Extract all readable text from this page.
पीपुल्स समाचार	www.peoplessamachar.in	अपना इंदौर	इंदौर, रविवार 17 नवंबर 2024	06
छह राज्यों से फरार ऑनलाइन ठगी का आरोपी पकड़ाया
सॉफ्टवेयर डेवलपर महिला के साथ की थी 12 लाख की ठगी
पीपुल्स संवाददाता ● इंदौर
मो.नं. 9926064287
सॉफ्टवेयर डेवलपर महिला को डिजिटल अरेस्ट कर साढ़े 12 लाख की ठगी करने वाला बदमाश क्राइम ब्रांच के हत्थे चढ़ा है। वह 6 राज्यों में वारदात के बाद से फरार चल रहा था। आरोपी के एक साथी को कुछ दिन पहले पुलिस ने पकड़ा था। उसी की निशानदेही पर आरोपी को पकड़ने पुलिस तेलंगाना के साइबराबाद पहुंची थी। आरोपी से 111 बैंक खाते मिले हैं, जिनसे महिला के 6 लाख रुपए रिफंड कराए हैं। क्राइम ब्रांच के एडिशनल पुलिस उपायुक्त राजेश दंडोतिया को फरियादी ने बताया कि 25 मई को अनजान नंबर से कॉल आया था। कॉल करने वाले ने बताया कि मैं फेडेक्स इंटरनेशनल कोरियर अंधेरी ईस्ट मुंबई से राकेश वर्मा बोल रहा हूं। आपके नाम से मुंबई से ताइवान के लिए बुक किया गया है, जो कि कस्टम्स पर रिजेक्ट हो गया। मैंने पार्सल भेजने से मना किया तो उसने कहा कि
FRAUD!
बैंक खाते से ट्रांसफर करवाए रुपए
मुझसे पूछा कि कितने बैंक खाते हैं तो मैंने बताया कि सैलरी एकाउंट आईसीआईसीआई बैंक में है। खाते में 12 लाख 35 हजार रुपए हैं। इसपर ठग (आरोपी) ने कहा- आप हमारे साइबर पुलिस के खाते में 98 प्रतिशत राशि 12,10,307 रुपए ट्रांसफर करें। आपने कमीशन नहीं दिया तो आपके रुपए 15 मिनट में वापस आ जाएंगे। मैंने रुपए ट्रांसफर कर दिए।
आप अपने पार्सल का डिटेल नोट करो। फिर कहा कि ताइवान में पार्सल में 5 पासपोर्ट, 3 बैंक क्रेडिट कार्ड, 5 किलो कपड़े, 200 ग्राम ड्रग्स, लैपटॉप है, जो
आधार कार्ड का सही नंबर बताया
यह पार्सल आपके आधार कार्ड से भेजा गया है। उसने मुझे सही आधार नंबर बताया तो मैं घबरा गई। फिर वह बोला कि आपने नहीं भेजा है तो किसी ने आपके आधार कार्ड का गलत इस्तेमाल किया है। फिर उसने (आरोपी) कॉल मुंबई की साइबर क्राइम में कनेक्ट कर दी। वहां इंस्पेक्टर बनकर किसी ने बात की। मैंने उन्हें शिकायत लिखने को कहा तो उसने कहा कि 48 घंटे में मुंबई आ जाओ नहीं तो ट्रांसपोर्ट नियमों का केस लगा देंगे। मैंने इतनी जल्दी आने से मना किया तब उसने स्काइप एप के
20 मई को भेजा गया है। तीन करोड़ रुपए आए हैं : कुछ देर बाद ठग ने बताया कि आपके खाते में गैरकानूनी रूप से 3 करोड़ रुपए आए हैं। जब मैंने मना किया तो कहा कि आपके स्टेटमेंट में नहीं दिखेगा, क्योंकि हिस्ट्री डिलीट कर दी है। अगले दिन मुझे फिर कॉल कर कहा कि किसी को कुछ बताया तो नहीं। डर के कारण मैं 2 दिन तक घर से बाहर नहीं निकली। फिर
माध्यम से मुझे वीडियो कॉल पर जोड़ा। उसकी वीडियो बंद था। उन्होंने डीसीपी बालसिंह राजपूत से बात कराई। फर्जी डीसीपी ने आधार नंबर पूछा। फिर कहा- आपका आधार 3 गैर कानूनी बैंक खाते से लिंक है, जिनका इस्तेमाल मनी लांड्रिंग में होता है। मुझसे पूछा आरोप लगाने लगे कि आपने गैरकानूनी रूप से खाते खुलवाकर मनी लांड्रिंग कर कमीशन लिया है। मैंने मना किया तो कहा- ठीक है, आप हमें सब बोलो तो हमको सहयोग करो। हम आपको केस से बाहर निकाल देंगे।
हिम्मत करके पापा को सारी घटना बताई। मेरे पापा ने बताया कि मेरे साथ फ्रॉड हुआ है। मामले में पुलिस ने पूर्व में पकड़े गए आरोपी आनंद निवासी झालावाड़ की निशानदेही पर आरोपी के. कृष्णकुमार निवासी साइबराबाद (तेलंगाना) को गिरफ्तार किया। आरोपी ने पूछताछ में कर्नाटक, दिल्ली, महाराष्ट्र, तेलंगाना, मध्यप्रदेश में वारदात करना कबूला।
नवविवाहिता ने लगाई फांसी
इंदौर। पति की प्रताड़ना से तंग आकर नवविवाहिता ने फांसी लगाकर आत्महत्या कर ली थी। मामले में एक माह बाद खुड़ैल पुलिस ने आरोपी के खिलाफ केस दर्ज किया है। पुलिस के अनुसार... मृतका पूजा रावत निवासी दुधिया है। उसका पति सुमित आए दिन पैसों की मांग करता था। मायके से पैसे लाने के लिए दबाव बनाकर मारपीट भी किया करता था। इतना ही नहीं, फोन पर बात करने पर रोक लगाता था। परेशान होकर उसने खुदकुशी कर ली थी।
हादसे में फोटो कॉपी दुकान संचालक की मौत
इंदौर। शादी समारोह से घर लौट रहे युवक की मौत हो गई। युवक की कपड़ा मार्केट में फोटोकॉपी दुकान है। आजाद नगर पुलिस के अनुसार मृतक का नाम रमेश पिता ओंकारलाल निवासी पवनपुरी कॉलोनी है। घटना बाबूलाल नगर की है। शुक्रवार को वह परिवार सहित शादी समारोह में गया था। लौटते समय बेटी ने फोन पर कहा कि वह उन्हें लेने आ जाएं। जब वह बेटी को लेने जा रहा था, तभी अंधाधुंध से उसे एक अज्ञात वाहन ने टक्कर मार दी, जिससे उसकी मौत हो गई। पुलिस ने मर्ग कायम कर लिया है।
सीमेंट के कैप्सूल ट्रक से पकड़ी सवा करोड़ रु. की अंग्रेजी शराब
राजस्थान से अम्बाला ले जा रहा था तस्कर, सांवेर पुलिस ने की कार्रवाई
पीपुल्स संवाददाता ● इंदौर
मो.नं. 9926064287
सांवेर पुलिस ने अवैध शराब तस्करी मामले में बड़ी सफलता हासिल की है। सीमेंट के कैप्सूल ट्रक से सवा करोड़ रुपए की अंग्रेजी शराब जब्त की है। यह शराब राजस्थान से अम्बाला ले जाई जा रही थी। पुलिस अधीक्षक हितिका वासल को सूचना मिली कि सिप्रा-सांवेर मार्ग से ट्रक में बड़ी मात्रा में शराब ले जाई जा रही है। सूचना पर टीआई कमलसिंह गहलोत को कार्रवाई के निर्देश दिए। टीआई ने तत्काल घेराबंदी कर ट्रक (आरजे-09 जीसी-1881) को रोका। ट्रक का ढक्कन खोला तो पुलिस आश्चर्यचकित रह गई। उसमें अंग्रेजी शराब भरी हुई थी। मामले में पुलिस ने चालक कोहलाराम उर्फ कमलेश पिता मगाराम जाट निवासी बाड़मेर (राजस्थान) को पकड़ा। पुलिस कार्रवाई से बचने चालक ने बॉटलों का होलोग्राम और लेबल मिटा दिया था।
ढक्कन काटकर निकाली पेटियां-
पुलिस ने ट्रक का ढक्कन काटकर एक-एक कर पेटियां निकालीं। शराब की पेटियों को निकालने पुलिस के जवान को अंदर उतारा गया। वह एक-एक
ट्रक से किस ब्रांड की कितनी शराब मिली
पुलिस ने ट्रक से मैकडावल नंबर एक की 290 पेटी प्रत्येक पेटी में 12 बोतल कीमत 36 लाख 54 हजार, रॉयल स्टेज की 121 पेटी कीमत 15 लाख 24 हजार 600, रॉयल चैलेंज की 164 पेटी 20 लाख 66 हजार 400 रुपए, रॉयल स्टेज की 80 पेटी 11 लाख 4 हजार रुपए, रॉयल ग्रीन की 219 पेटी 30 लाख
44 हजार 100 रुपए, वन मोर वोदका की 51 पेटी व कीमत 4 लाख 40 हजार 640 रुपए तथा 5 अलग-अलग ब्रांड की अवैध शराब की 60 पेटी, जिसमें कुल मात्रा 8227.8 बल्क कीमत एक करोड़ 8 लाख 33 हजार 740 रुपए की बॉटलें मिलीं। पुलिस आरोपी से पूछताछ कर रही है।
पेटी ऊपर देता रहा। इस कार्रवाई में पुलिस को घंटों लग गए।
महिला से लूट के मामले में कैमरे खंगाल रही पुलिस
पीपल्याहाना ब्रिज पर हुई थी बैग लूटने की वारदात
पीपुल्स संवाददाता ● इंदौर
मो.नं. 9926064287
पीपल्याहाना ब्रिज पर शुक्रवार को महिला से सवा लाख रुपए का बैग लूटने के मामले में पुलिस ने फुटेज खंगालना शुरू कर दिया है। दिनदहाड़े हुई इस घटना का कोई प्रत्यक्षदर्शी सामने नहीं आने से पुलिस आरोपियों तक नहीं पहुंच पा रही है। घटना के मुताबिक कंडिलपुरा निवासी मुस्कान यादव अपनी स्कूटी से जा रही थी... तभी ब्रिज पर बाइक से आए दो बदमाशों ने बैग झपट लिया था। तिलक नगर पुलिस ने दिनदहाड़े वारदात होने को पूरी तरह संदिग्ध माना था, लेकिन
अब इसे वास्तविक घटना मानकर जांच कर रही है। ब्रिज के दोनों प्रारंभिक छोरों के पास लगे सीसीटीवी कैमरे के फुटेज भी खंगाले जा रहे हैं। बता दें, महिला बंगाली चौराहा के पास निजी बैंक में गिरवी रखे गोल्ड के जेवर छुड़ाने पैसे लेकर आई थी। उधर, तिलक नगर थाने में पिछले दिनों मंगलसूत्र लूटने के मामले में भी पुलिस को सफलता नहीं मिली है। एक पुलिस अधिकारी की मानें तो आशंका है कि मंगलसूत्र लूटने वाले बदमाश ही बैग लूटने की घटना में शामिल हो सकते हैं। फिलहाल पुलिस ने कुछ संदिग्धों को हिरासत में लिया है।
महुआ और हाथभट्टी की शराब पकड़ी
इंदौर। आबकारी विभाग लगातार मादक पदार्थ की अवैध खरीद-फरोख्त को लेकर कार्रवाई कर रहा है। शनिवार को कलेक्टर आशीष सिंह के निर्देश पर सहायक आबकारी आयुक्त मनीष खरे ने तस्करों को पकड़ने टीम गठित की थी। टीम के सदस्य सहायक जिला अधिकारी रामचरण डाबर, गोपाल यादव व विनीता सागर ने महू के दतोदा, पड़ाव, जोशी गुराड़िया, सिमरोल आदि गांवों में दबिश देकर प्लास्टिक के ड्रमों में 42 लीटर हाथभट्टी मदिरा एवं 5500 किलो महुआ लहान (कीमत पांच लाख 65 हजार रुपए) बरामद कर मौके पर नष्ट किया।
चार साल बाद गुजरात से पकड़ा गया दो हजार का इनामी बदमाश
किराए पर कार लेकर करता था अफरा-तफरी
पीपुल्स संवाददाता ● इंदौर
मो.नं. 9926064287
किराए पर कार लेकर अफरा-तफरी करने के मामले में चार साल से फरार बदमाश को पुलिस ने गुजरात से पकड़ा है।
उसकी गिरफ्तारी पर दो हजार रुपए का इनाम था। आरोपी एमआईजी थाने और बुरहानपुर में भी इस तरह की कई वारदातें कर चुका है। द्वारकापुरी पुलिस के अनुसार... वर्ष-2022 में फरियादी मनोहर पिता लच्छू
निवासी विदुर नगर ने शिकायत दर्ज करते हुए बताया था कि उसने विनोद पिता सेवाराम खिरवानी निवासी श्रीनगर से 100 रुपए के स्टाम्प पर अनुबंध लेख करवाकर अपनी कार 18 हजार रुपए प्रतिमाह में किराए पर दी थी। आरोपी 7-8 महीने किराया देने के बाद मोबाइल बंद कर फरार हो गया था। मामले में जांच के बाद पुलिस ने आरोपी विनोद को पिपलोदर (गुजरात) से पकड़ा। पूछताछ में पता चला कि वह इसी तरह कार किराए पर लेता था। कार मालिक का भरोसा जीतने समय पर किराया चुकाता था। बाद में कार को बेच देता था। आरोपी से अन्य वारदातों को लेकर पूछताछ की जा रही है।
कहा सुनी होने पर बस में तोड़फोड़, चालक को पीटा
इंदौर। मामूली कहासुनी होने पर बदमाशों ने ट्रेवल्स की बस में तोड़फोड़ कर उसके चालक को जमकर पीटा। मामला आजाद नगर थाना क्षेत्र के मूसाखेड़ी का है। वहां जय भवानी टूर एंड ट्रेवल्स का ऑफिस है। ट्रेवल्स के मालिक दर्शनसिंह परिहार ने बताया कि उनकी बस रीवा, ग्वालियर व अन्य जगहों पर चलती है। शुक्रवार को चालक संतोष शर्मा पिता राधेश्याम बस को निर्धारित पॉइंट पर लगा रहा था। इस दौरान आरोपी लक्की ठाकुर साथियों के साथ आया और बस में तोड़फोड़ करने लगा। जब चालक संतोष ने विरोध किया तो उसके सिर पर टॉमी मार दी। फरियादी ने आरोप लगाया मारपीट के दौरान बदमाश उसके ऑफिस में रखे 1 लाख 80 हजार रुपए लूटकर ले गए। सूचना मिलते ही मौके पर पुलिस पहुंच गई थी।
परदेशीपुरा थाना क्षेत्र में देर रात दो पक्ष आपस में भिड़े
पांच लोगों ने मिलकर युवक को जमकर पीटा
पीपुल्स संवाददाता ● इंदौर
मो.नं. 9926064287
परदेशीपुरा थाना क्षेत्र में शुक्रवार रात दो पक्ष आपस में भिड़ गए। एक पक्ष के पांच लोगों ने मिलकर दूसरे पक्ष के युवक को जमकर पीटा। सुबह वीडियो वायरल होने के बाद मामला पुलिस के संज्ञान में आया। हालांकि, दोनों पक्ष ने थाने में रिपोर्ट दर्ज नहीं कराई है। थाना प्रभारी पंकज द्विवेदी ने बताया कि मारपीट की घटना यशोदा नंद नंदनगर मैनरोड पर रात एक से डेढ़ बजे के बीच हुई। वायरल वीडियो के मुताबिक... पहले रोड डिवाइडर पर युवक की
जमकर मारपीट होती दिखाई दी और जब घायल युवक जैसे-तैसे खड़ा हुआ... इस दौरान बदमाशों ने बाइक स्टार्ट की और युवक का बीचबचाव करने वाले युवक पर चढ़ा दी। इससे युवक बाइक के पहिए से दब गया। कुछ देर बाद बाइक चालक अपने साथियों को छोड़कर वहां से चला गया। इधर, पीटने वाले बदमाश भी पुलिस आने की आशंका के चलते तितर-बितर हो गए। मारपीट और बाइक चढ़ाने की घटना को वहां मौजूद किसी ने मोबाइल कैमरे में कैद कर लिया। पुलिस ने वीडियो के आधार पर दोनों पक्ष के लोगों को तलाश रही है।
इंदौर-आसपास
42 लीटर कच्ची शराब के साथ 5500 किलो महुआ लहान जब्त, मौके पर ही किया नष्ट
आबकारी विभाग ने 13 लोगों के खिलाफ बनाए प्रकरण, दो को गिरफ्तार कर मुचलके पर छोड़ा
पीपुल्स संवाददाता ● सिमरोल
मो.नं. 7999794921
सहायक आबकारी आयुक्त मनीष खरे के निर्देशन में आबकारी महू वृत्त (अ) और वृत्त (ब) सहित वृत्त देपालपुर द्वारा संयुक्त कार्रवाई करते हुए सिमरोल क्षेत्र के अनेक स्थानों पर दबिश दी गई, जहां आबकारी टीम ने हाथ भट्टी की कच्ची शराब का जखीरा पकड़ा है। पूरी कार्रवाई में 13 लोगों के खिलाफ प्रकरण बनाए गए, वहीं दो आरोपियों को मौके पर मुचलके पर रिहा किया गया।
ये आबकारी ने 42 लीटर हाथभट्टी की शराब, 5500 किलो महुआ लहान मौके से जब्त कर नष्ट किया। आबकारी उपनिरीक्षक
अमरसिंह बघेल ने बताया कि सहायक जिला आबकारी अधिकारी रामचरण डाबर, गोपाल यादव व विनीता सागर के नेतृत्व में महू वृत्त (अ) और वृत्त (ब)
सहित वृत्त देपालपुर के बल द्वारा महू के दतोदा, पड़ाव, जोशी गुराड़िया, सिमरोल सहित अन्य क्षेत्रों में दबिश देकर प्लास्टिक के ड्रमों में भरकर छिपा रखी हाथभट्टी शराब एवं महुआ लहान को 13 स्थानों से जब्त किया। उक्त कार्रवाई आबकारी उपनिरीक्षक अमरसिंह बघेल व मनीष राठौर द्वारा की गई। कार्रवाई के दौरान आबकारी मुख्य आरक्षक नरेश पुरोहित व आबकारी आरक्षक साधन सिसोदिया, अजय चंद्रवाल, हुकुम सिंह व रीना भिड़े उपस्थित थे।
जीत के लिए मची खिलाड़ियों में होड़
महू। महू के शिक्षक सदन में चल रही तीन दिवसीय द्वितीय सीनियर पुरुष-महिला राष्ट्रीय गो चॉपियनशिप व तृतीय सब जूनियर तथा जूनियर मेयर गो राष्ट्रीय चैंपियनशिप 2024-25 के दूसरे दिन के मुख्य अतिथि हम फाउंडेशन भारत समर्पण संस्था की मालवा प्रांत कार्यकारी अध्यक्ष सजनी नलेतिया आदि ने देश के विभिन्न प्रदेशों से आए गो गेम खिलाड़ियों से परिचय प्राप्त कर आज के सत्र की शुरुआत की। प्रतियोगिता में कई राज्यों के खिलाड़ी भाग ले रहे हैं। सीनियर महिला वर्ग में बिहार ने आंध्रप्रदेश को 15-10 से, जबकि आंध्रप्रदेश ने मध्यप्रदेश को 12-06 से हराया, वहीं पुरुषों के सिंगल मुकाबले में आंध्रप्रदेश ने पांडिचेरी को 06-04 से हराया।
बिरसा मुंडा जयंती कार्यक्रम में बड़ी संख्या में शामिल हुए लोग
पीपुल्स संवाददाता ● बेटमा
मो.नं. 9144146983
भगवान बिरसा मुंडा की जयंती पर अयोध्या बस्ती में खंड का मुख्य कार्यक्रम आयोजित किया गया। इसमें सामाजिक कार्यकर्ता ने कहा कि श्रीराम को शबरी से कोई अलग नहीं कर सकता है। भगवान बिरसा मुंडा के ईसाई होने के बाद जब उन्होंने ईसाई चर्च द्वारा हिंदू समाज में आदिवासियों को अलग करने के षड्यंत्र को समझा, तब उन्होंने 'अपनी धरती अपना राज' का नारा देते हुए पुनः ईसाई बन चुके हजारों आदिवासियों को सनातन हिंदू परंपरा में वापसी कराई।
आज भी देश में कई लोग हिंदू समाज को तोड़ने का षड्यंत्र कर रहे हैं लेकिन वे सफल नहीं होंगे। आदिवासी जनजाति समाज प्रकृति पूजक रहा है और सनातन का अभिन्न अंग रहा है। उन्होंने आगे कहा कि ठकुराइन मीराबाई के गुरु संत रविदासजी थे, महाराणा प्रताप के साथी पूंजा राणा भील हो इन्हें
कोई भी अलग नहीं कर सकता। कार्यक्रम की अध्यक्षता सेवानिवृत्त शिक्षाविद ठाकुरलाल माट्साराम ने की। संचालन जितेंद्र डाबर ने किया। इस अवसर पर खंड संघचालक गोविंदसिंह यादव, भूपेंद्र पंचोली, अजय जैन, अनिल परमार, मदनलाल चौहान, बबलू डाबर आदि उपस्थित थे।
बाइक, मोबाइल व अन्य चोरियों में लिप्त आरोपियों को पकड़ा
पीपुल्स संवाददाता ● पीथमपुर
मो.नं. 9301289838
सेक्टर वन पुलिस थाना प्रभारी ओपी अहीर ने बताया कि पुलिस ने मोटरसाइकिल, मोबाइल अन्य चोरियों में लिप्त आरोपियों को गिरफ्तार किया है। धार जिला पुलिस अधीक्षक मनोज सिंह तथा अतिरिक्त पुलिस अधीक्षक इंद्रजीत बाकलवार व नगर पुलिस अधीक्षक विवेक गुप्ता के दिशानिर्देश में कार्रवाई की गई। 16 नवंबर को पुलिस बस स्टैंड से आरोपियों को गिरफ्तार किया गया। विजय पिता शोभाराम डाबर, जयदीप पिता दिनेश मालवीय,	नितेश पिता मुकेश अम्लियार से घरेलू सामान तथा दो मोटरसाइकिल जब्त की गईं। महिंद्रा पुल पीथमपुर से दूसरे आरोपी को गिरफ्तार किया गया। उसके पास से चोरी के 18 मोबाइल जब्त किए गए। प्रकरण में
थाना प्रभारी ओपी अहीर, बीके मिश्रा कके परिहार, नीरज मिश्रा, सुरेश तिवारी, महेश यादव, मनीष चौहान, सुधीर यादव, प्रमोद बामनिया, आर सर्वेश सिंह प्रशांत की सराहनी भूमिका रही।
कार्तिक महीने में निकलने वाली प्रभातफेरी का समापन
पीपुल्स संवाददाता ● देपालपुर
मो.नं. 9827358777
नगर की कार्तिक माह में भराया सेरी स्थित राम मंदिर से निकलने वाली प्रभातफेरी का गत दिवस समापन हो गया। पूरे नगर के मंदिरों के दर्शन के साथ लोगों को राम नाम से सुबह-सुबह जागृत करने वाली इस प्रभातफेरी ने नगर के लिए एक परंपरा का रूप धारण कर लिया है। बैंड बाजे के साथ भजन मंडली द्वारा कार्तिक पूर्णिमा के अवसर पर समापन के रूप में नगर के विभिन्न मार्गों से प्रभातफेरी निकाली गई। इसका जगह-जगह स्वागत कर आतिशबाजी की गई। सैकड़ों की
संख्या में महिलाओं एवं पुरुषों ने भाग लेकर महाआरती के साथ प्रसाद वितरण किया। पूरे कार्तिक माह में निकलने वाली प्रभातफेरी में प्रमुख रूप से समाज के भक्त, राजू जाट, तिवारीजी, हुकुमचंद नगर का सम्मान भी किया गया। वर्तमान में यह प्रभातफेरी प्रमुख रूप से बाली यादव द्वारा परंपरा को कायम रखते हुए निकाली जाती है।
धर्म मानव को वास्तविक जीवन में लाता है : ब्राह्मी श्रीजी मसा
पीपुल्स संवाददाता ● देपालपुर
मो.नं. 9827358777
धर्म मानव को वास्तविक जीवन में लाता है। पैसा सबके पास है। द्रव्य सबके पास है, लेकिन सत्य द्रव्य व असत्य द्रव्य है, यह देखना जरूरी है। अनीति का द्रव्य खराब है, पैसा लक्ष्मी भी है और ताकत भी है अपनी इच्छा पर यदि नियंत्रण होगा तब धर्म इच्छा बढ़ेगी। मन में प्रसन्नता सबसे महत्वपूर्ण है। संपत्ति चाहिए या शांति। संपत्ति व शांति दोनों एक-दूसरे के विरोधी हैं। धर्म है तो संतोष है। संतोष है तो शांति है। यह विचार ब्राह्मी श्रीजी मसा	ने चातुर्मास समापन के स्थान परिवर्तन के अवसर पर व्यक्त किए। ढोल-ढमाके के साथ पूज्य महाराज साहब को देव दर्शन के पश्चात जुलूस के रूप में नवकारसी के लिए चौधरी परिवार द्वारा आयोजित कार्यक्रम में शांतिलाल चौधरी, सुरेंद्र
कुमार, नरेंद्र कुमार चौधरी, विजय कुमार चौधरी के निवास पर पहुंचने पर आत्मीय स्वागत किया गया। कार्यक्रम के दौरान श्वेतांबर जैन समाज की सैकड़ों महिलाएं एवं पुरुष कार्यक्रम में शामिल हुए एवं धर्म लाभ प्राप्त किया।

» Directions for this task
The answer is the number of lines in the preceding material that hold "सफलत"; write that number and nothing else.

» Finished exercise
2